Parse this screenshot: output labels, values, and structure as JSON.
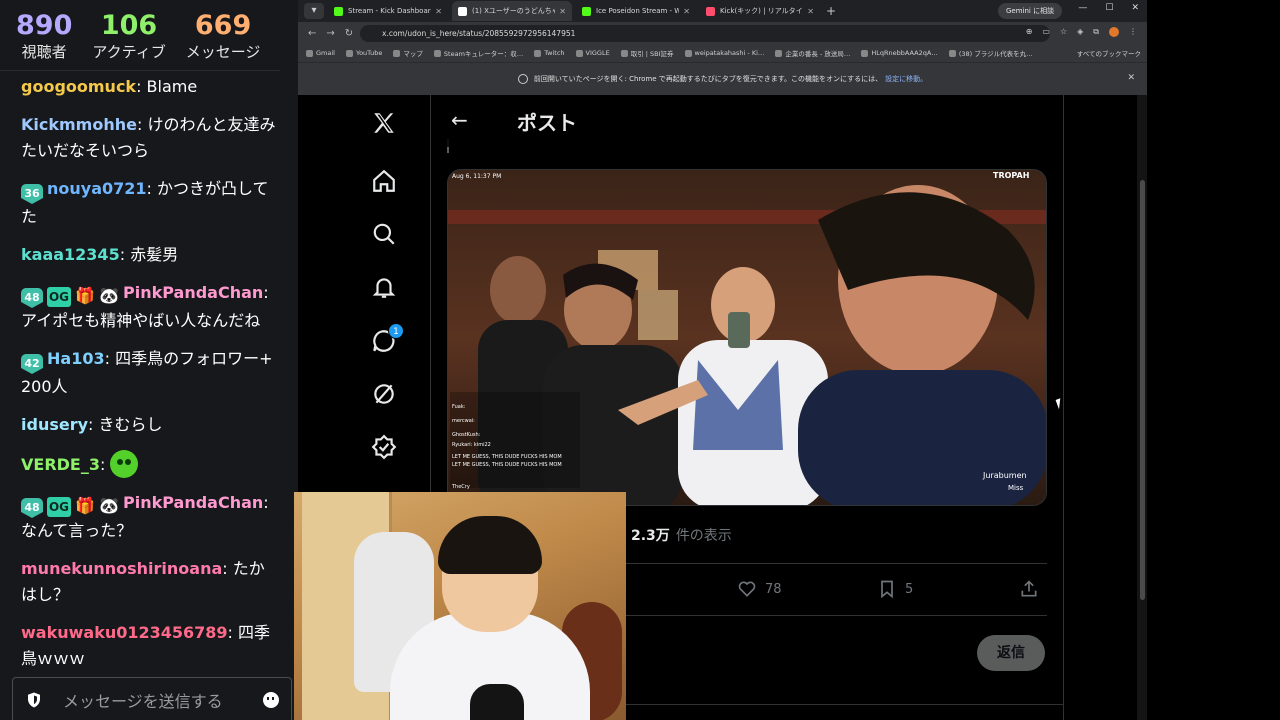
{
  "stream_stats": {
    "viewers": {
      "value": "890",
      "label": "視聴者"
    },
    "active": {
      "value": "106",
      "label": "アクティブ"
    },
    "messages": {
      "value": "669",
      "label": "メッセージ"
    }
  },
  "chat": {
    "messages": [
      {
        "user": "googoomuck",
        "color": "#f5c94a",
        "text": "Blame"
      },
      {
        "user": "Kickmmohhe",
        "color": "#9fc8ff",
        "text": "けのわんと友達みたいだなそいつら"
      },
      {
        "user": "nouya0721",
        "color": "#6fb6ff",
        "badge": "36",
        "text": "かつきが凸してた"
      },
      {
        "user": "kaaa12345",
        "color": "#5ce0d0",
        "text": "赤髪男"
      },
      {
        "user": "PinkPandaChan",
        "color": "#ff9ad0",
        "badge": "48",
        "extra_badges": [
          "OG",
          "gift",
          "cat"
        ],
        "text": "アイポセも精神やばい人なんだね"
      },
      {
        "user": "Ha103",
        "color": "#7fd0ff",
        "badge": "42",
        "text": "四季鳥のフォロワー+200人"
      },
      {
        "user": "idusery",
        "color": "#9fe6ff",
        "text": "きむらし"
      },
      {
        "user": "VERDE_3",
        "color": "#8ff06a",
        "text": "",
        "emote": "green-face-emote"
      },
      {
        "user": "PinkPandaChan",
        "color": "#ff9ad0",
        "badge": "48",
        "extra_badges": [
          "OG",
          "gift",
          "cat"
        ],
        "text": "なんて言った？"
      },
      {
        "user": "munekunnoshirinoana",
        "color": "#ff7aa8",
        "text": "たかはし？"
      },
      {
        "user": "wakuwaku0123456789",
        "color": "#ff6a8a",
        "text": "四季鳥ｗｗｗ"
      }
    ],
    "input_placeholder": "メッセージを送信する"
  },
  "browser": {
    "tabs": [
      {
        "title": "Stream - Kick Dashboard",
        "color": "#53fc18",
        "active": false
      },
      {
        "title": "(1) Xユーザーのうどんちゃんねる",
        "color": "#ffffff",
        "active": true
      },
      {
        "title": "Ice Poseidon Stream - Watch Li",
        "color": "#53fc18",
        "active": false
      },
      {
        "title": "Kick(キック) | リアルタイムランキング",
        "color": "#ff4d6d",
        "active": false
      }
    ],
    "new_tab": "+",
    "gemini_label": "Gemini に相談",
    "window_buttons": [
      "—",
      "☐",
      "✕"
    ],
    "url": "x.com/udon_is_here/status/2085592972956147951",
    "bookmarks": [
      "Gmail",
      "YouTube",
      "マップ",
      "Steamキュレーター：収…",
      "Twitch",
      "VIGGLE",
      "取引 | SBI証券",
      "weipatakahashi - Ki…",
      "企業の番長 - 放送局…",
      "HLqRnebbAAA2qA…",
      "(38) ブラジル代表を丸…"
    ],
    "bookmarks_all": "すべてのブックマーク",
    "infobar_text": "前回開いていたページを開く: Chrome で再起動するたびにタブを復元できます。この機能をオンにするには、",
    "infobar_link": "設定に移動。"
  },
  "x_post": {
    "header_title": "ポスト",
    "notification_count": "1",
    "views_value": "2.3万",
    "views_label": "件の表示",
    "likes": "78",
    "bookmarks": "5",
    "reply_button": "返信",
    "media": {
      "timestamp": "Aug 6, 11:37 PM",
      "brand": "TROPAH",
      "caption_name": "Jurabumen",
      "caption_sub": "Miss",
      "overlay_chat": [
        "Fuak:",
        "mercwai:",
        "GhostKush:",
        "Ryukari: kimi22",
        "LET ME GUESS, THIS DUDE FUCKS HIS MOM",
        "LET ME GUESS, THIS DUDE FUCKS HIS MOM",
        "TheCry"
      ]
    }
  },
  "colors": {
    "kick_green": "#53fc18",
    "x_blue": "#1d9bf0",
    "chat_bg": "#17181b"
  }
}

#####

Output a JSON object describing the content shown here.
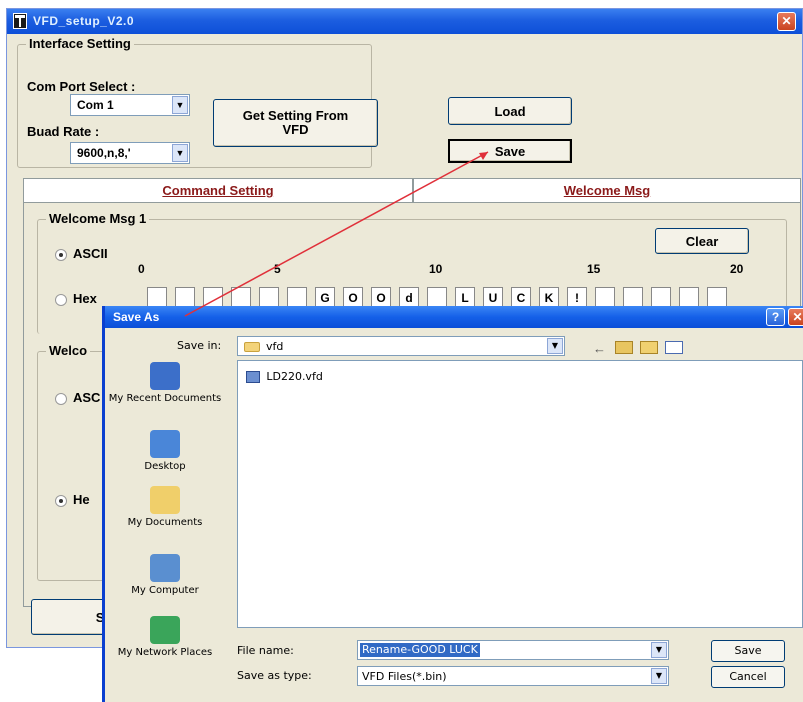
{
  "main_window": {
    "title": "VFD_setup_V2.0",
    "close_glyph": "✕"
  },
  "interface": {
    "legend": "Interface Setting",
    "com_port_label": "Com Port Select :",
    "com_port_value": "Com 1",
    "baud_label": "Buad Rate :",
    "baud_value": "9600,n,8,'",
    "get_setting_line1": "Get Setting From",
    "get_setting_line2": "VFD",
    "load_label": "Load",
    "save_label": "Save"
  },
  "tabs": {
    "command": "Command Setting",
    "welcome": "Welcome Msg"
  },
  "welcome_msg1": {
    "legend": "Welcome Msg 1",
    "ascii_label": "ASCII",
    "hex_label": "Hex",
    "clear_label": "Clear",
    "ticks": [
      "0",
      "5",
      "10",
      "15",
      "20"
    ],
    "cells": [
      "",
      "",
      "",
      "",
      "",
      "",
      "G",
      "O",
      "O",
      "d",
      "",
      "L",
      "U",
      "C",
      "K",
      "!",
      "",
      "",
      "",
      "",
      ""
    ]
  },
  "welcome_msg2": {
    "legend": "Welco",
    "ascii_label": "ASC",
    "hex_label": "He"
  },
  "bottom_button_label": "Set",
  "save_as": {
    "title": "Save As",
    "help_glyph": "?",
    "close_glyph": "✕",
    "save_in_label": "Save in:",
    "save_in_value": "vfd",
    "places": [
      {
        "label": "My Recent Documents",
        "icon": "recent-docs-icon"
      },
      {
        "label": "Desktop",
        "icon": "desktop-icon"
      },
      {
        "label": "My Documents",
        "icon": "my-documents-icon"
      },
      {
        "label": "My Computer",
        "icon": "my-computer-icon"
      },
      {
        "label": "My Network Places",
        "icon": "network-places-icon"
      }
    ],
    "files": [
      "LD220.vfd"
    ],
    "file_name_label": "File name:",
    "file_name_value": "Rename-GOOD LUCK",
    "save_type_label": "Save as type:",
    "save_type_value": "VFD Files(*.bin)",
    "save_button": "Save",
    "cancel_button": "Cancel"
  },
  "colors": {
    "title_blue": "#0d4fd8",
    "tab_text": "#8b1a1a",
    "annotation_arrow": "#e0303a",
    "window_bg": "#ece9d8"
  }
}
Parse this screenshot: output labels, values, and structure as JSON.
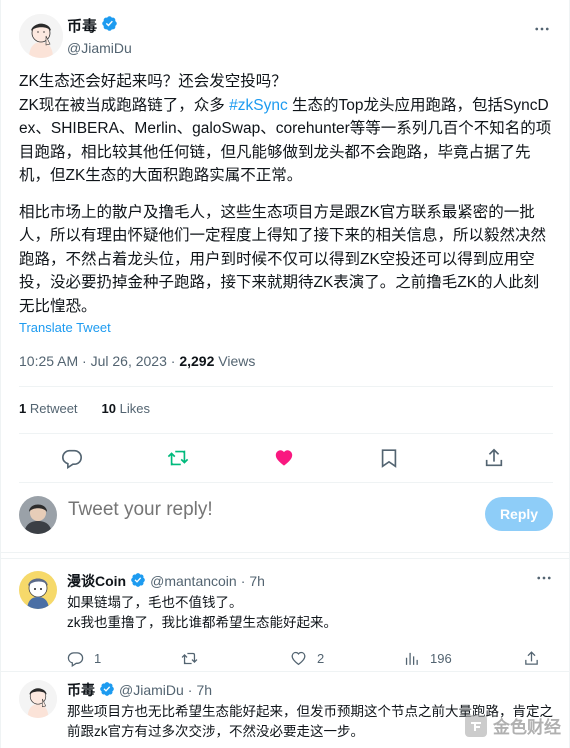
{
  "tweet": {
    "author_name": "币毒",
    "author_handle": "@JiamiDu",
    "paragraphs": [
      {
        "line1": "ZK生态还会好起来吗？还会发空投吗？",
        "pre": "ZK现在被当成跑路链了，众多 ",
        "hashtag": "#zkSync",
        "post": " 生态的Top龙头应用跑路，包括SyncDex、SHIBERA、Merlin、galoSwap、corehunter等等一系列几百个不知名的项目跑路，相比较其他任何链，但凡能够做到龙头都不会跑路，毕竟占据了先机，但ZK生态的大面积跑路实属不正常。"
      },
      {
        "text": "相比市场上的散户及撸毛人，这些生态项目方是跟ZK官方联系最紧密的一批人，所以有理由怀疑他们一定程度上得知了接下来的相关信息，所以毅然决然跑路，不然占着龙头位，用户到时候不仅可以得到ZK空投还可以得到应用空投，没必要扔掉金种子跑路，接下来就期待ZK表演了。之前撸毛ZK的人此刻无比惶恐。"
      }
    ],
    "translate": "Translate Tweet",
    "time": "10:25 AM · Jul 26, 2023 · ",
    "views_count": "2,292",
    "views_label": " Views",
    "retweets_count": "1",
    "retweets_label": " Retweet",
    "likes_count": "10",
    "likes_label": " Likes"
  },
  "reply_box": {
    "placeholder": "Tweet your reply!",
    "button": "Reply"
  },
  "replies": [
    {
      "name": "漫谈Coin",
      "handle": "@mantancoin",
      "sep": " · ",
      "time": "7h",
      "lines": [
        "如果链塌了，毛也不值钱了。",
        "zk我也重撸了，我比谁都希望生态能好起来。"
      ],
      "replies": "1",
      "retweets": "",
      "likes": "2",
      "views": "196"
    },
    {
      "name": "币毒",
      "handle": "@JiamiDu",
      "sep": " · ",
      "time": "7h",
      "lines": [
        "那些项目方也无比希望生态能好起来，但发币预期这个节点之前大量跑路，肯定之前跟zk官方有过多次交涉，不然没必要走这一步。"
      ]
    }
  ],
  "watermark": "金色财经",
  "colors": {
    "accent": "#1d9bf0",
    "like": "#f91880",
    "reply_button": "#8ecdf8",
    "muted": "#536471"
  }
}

#####

• _What you are asked to do_: Give only the number of lines above that hold the string "JiamiDu".

• _Exercise response_: 2